--- begin DATASET EXTRACT ---
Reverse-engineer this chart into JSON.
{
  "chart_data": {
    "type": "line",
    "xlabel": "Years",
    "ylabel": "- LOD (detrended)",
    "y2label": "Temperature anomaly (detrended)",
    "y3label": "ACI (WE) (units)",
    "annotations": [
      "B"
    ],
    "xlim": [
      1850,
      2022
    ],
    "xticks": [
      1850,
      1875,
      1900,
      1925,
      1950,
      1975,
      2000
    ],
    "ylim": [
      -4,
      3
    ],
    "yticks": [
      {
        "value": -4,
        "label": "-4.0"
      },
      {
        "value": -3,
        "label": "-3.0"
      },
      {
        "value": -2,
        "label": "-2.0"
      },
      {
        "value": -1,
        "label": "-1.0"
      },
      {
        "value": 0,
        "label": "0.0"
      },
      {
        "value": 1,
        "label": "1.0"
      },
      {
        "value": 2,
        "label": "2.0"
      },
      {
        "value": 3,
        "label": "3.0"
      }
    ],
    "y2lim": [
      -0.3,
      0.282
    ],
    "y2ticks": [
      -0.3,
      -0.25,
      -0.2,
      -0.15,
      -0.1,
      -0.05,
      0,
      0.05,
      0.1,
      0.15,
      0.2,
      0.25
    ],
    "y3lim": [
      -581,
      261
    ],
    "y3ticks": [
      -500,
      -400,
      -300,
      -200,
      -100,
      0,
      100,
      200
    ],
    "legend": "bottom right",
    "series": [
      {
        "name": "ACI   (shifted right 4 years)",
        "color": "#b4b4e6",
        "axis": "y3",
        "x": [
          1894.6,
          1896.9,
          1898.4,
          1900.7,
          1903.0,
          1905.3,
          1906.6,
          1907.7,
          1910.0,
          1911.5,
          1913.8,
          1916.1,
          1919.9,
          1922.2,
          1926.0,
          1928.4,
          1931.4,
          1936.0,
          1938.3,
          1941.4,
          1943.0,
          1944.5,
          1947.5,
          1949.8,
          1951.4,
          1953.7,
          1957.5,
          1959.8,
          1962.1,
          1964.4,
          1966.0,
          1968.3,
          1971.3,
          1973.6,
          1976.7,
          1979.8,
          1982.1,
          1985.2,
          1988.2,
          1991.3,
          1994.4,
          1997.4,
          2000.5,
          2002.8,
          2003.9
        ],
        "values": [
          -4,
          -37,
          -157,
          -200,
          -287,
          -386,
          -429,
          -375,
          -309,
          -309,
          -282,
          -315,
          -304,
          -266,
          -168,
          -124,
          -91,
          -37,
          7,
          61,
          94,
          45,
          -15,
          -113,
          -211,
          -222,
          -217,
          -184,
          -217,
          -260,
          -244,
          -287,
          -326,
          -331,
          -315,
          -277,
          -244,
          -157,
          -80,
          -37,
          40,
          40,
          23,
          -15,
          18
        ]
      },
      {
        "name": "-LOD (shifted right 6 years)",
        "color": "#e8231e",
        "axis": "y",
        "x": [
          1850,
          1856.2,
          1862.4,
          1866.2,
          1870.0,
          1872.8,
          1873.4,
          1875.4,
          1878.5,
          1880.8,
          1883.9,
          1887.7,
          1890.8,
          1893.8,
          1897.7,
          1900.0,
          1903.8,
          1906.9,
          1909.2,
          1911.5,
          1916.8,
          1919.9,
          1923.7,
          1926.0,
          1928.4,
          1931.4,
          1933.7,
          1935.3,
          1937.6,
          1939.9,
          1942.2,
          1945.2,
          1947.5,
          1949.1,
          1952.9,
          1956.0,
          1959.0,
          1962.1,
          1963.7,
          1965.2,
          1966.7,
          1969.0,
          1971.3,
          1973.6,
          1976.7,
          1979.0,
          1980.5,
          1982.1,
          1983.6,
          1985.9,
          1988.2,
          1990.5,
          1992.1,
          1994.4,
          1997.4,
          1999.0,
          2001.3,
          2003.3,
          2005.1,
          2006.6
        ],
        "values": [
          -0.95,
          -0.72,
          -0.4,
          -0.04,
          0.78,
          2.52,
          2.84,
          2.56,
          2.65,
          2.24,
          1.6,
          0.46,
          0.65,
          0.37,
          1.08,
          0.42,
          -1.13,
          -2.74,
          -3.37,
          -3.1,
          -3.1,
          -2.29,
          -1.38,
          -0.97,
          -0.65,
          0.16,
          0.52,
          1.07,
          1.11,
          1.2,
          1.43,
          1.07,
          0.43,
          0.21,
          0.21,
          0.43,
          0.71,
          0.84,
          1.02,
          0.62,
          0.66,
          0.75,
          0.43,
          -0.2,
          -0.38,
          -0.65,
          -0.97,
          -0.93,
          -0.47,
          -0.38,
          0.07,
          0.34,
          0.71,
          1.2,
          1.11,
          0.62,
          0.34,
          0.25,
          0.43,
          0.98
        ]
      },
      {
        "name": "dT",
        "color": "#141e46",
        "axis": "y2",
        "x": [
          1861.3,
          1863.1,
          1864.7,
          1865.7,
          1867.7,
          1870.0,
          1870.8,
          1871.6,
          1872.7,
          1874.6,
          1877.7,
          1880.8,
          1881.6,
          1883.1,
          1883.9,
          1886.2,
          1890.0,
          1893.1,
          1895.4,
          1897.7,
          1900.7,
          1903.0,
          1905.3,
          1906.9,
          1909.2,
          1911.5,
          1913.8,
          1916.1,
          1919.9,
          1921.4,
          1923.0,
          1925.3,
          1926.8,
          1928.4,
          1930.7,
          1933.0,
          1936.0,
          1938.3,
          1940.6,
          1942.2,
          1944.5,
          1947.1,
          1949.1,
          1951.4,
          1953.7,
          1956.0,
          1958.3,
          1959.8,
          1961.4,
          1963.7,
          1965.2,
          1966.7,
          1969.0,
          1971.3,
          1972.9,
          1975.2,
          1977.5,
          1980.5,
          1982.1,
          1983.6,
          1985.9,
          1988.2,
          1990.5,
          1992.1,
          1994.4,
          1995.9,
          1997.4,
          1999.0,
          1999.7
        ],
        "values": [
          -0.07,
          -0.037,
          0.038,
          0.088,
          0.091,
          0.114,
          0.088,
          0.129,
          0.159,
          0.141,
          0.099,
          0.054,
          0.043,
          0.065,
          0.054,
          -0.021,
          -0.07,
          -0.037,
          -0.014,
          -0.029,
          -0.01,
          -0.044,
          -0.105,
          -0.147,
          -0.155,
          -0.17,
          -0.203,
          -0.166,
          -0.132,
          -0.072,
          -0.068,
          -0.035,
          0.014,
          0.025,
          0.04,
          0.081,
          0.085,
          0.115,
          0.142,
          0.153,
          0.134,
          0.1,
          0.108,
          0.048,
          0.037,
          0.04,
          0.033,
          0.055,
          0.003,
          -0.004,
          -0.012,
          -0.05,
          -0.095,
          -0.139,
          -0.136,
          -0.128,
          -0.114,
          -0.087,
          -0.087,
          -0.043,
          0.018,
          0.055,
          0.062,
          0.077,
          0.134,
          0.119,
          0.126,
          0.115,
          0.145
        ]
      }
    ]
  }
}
--- end DATASET EXTRACT ---
● **TO DO**
The listing above must be transcribed exactly, line by line.

● **TASK ANSWER**
Reverse-engineer this chart into JSON.
{
  "chart_data": {
    "type": "line",
    "xlabel": "Years",
    "ylabel": "- LOD (detrended)",
    "y2label": "Temperature anomaly (detrended)",
    "y3label": "ACI (WE) (units)",
    "annotations": [
      "B"
    ],
    "xlim": [
      1850,
      2022
    ],
    "xticks": [
      1850,
      1875,
      1900,
      1925,
      1950,
      1975,
      2000
    ],
    "ylim": [
      -4,
      3
    ],
    "yticks": [
      {
        "value": -4,
        "label": "-4.0"
      },
      {
        "value": -3,
        "label": "-3.0"
      },
      {
        "value": -2,
        "label": "-2.0"
      },
      {
        "value": -1,
        "label": "-1.0"
      },
      {
        "value": 0,
        "label": "0.0"
      },
      {
        "value": 1,
        "label": "1.0"
      },
      {
        "value": 2,
        "label": "2.0"
      },
      {
        "value": 3,
        "label": "3.0"
      }
    ],
    "y2lim": [
      -0.3,
      0.282
    ],
    "y2ticks": [
      -0.3,
      -0.25,
      -0.2,
      -0.15,
      -0.1,
      -0.05,
      0,
      0.05,
      0.1,
      0.15,
      0.2,
      0.25
    ],
    "y3lim": [
      -581,
      261
    ],
    "y3ticks": [
      -500,
      -400,
      -300,
      -200,
      -100,
      0,
      100,
      200
    ],
    "legend": "bottom right",
    "series": [
      {
        "name": "ACI   (shifted right 4 years)",
        "color": "#b4b4e6",
        "axis": "y3",
        "x": [
          1894.6,
          1896.9,
          1898.4,
          1900.7,
          1903.0,
          1905.3,
          1906.6,
          1907.7,
          1910.0,
          1911.5,
          1913.8,
          1916.1,
          1919.9,
          1922.2,
          1926.0,
          1928.4,
          1931.4,
          1936.0,
          1938.3,
          1941.4,
          1943.0,
          1944.5,
          1947.5,
          1949.8,
          1951.4,
          1953.7,
          1957.5,
          1959.8,
          1962.1,
          1964.4,
          1966.0,
          1968.3,
          1971.3,
          1973.6,
          1976.7,
          1979.8,
          1982.1,
          1985.2,
          1988.2,
          1991.3,
          1994.4,
          1997.4,
          2000.5,
          2002.8,
          2003.9
        ],
        "values": [
          -4,
          -37,
          -157,
          -200,
          -287,
          -386,
          -429,
          -375,
          -309,
          -309,
          -282,
          -315,
          -304,
          -266,
          -168,
          -124,
          -91,
          -37,
          7,
          61,
          94,
          45,
          -15,
          -113,
          -211,
          -222,
          -217,
          -184,
          -217,
          -260,
          -244,
          -287,
          -326,
          -331,
          -315,
          -277,
          -244,
          -157,
          -80,
          -37,
          40,
          40,
          23,
          -15,
          18
        ]
      },
      {
        "name": "-LOD (shifted right 6 years)",
        "color": "#e8231e",
        "axis": "y",
        "x": [
          1850,
          1856.2,
          1862.4,
          1866.2,
          1870.0,
          1872.8,
          1873.4,
          1875.4,
          1878.5,
          1880.8,
          1883.9,
          1887.7,
          1890.8,
          1893.8,
          1897.7,
          1900.0,
          1903.8,
          1906.9,
          1909.2,
          1911.5,
          1916.8,
          1919.9,
          1923.7,
          1926.0,
          1928.4,
          1931.4,
          1933.7,
          1935.3,
          1937.6,
          1939.9,
          1942.2,
          1945.2,
          1947.5,
          1949.1,
          1952.9,
          1956.0,
          1959.0,
          1962.1,
          1963.7,
          1965.2,
          1966.7,
          1969.0,
          1971.3,
          1973.6,
          1976.7,
          1979.0,
          1980.5,
          1982.1,
          1983.6,
          1985.9,
          1988.2,
          1990.5,
          1992.1,
          1994.4,
          1997.4,
          1999.0,
          2001.3,
          2003.3,
          2005.1,
          2006.6
        ],
        "values": [
          -0.95,
          -0.72,
          -0.4,
          -0.04,
          0.78,
          2.52,
          2.84,
          2.56,
          2.65,
          2.24,
          1.6,
          0.46,
          0.65,
          0.37,
          1.08,
          0.42,
          -1.13,
          -2.74,
          -3.37,
          -3.1,
          -3.1,
          -2.29,
          -1.38,
          -0.97,
          -0.65,
          0.16,
          0.52,
          1.07,
          1.11,
          1.2,
          1.43,
          1.07,
          0.43,
          0.21,
          0.21,
          0.43,
          0.71,
          0.84,
          1.02,
          0.62,
          0.66,
          0.75,
          0.43,
          -0.2,
          -0.38,
          -0.65,
          -0.97,
          -0.93,
          -0.47,
          -0.38,
          0.07,
          0.34,
          0.71,
          1.2,
          1.11,
          0.62,
          0.34,
          0.25,
          0.43,
          0.98
        ]
      },
      {
        "name": "dT",
        "color": "#141e46",
        "axis": "y2",
        "x": [
          1861.3,
          1863.1,
          1864.7,
          1865.7,
          1867.7,
          1870.0,
          1870.8,
          1871.6,
          1872.7,
          1874.6,
          1877.7,
          1880.8,
          1881.6,
          1883.1,
          1883.9,
          1886.2,
          1890.0,
          1893.1,
          1895.4,
          1897.7,
          1900.7,
          1903.0,
          1905.3,
          1906.9,
          1909.2,
          1911.5,
          1913.8,
          1916.1,
          1919.9,
          1921.4,
          1923.0,
          1925.3,
          1926.8,
          1928.4,
          1930.7,
          1933.0,
          1936.0,
          1938.3,
          1940.6,
          1942.2,
          1944.5,
          1947.1,
          1949.1,
          1951.4,
          1953.7,
          1956.0,
          1958.3,
          1959.8,
          1961.4,
          1963.7,
          1965.2,
          1966.7,
          1969.0,
          1971.3,
          1972.9,
          1975.2,
          1977.5,
          1980.5,
          1982.1,
          1983.6,
          1985.9,
          1988.2,
          1990.5,
          1992.1,
          1994.4,
          1995.9,
          1997.4,
          1999.0,
          1999.7
        ],
        "values": [
          -0.07,
          -0.037,
          0.038,
          0.088,
          0.091,
          0.114,
          0.088,
          0.129,
          0.159,
          0.141,
          0.099,
          0.054,
          0.043,
          0.065,
          0.054,
          -0.021,
          -0.07,
          -0.037,
          -0.014,
          -0.029,
          -0.01,
          -0.044,
          -0.105,
          -0.147,
          -0.155,
          -0.17,
          -0.203,
          -0.166,
          -0.132,
          -0.072,
          -0.068,
          -0.035,
          0.014,
          0.025,
          0.04,
          0.081,
          0.085,
          0.115,
          0.142,
          0.153,
          0.134,
          0.1,
          0.108,
          0.048,
          0.037,
          0.04,
          0.033,
          0.055,
          0.003,
          -0.004,
          -0.012,
          -0.05,
          -0.095,
          -0.139,
          -0.136,
          -0.128,
          -0.114,
          -0.087,
          -0.087,
          -0.043,
          0.018,
          0.055,
          0.062,
          0.077,
          0.134,
          0.119,
          0.126,
          0.115,
          0.145
        ]
      }
    ]
  }
}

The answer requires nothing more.